### EXERCISE OBJECTIVE
Any picture among the records should be left out, please; retype the rest exactly.

-------------------------

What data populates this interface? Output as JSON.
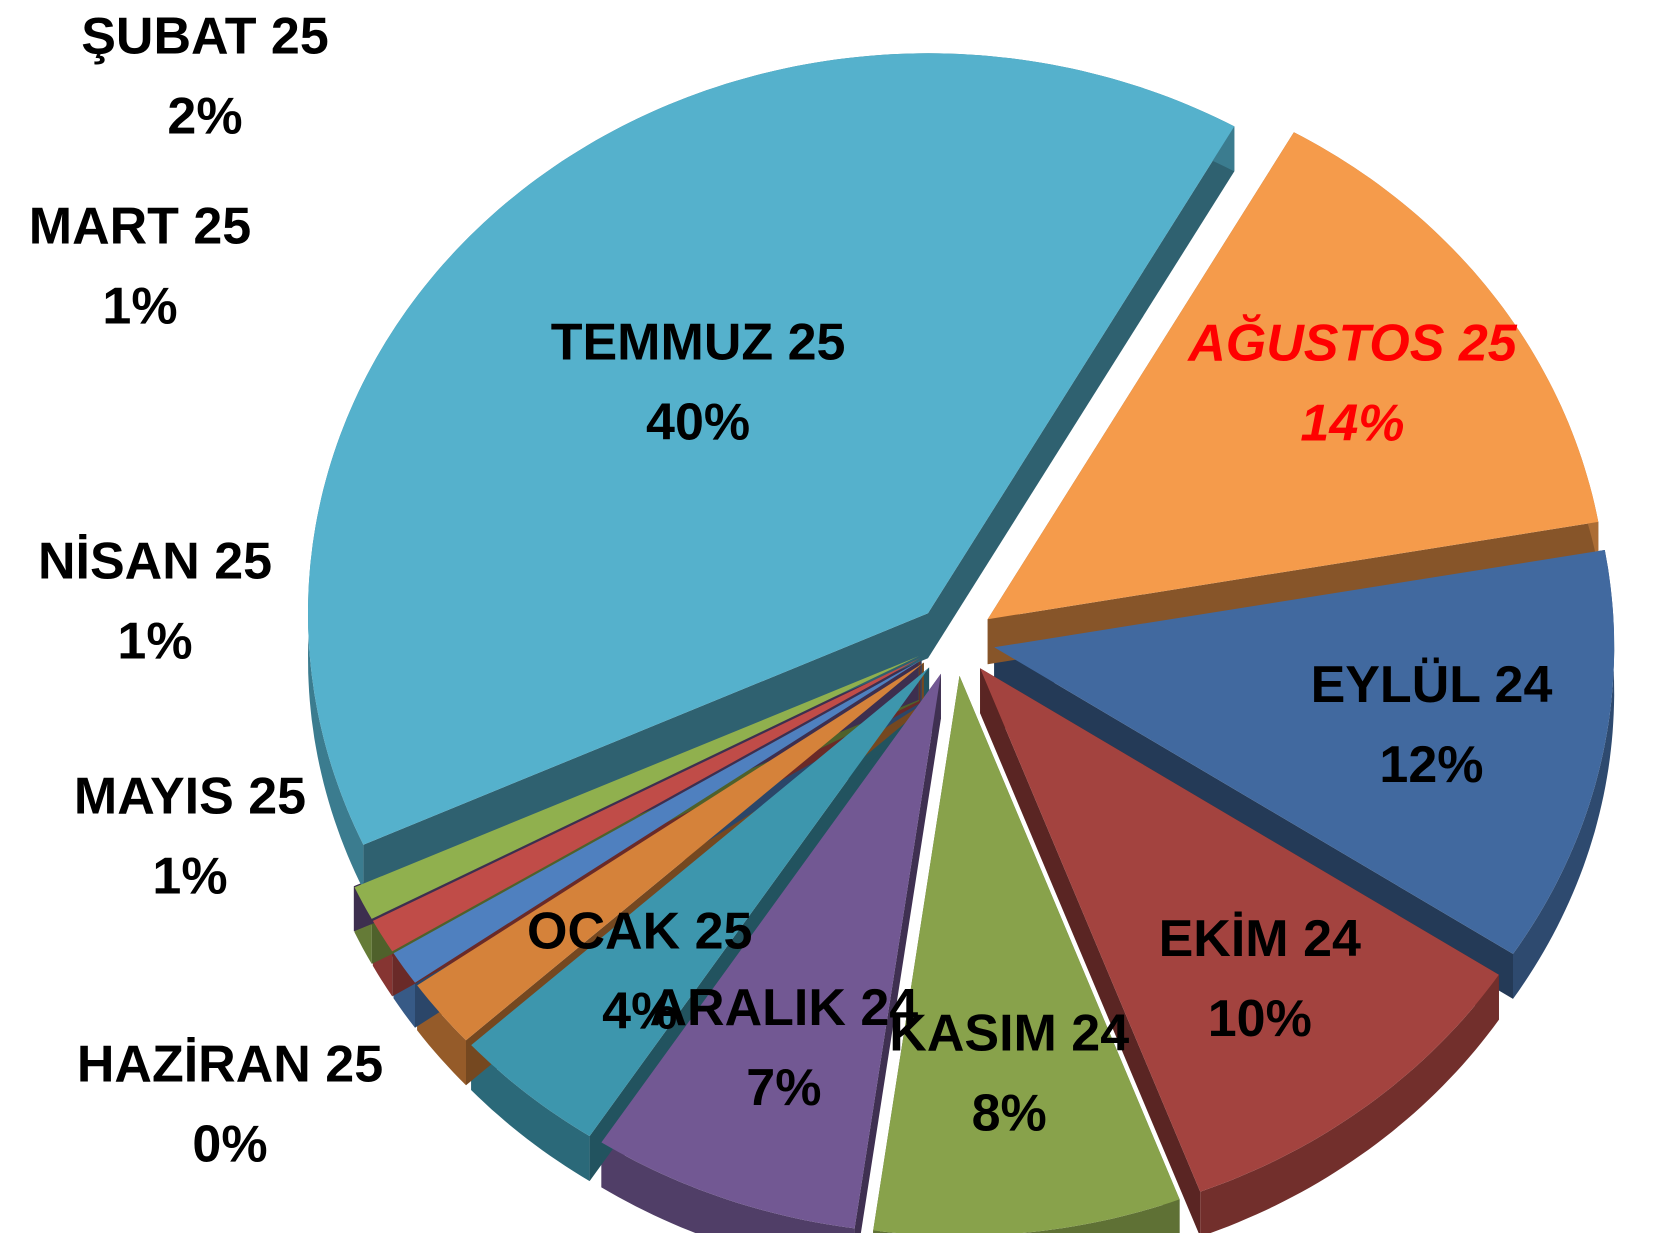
{
  "chart_data": {
    "type": "pie3d",
    "categories": [
      "EYLÜL 24",
      "EKİM 24",
      "KASIM 24",
      "ARALIK 24",
      "OCAK 25",
      "ŞUBAT 25",
      "MART 25",
      "NİSAN 25",
      "MAYIS 25",
      "HAZİRAN 25",
      "TEMMUZ 25",
      "AĞUSTOS 25"
    ],
    "values": [
      12,
      10,
      8,
      7,
      4,
      2,
      1,
      1,
      1,
      0,
      40,
      14
    ],
    "value_labels": [
      "12%",
      "10%",
      "8%",
      "7%",
      "4%",
      "2%",
      "1%",
      "1%",
      "1%",
      "0%",
      "40%",
      "14%"
    ],
    "colors": [
      "#41699f",
      "#a3433f",
      "#88a24b",
      "#725893",
      "#3d96ad",
      "#d5823a",
      "#4f80bf",
      "#c04c48",
      "#90b04e",
      "#6e5690",
      "#55b1cc",
      "#f59b4b"
    ],
    "label_colors": [
      "#000000",
      "#000000",
      "#000000",
      "#000000",
      "#000000",
      "#000000",
      "#000000",
      "#000000",
      "#000000",
      "#000000",
      "#000000",
      "#ff0000"
    ]
  }
}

-------------------------

### OUTPUT OF THE TASK
What data populates this interface? Output as JSON.
{
  "chart_data": {
    "type": "pie3d",
    "categories": [
      "EYLÜL 24",
      "EKİM 24",
      "KASIM 24",
      "ARALIK 24",
      "OCAK 25",
      "ŞUBAT 25",
      "MART 25",
      "NİSAN 25",
      "MAYIS 25",
      "HAZİRAN 25",
      "TEMMUZ 25",
      "AĞUSTOS 25"
    ],
    "values": [
      12,
      10,
      8,
      7,
      4,
      2,
      1,
      1,
      1,
      0,
      40,
      14
    ],
    "value_labels": [
      "12%",
      "10%",
      "8%",
      "7%",
      "4%",
      "2%",
      "1%",
      "1%",
      "1%",
      "0%",
      "40%",
      "14%"
    ],
    "colors": [
      "#41699f",
      "#a3433f",
      "#88a24b",
      "#725893",
      "#3d96ad",
      "#d5823a",
      "#4f80bf",
      "#c04c48",
      "#90b04e",
      "#6e5690",
      "#55b1cc",
      "#f59b4b"
    ],
    "label_colors": [
      "#000000",
      "#000000",
      "#000000",
      "#000000",
      "#000000",
      "#000000",
      "#000000",
      "#000000",
      "#000000",
      "#000000",
      "#000000",
      "#ff0000"
    ]
  }
}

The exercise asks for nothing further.